*WRITTEN REQUEST*
Copy only those lines which run from the line containing "Extract all readable text from this page." to the end of the entries below, both inclusive, exactly as written and with no pictures.

◆ ◆ ◆

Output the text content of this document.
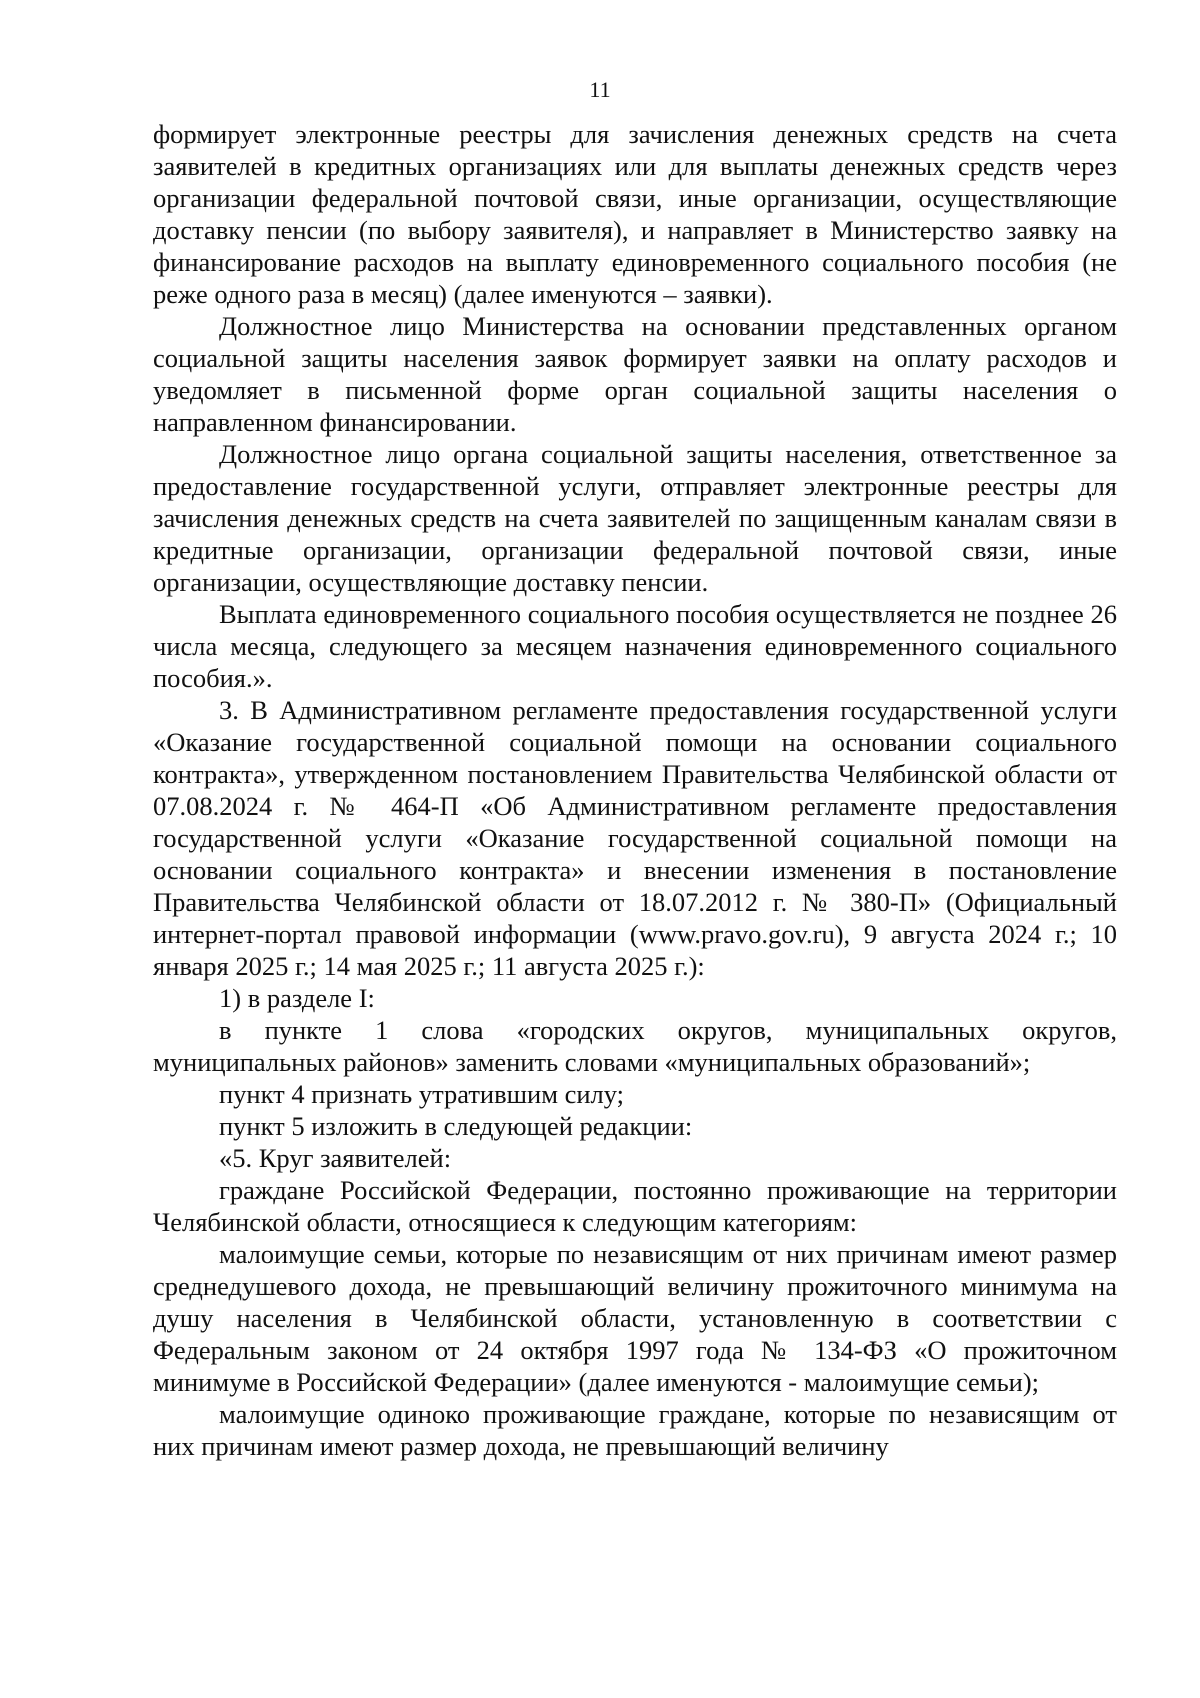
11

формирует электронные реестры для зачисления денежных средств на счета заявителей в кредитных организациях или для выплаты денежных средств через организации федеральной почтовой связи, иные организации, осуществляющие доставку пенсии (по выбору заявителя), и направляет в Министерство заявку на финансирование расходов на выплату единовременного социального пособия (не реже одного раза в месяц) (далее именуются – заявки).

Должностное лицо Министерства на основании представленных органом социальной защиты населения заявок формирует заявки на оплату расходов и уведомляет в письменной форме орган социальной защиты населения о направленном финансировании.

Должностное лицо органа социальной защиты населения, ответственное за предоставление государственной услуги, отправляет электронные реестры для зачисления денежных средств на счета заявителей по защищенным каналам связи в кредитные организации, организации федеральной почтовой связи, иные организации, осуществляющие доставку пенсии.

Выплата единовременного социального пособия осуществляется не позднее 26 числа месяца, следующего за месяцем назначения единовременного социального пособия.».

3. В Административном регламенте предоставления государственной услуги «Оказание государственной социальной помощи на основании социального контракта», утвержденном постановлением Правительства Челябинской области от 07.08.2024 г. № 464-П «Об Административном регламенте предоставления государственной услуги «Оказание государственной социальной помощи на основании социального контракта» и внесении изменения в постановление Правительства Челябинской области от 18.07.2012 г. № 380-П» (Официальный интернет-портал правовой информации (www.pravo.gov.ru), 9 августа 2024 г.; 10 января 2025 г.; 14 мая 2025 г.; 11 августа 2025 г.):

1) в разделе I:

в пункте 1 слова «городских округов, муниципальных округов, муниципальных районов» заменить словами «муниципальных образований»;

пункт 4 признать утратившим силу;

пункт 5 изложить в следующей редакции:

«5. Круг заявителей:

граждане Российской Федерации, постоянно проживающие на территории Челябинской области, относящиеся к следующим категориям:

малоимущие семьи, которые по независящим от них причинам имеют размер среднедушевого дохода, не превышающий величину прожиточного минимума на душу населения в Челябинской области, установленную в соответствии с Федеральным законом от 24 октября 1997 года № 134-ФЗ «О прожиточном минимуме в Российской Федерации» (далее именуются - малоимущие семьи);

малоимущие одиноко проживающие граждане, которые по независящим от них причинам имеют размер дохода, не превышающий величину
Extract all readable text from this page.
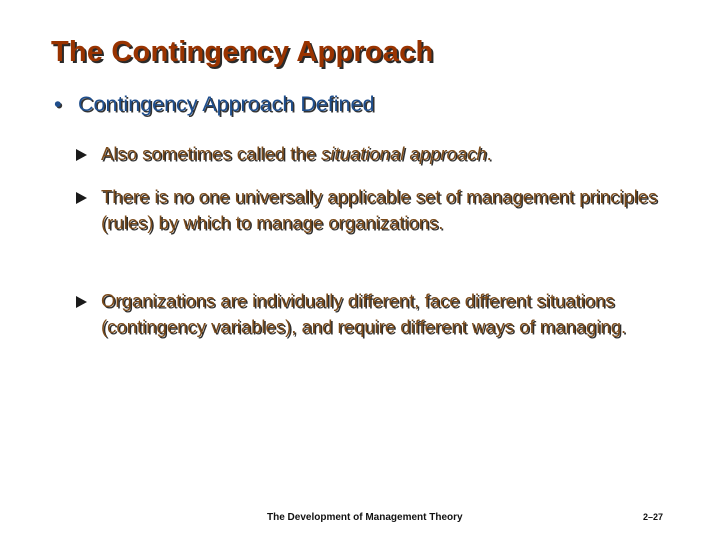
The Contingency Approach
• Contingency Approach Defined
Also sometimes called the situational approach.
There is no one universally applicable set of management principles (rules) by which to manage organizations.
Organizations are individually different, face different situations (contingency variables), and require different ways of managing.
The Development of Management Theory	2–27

◆ ◆ ◆

*ANSWER FOR THE TASK*
Extract all readable text from this page.
The Contingency Approach
• Contingency Approach Defined
Also sometimes called the situational approach.
There is no one universally applicable set of management principles (rules) by which to manage organizations.
Organizations are individually different, face different situations (contingency variables), and require different ways of managing.
The Development of Management Theory	2–27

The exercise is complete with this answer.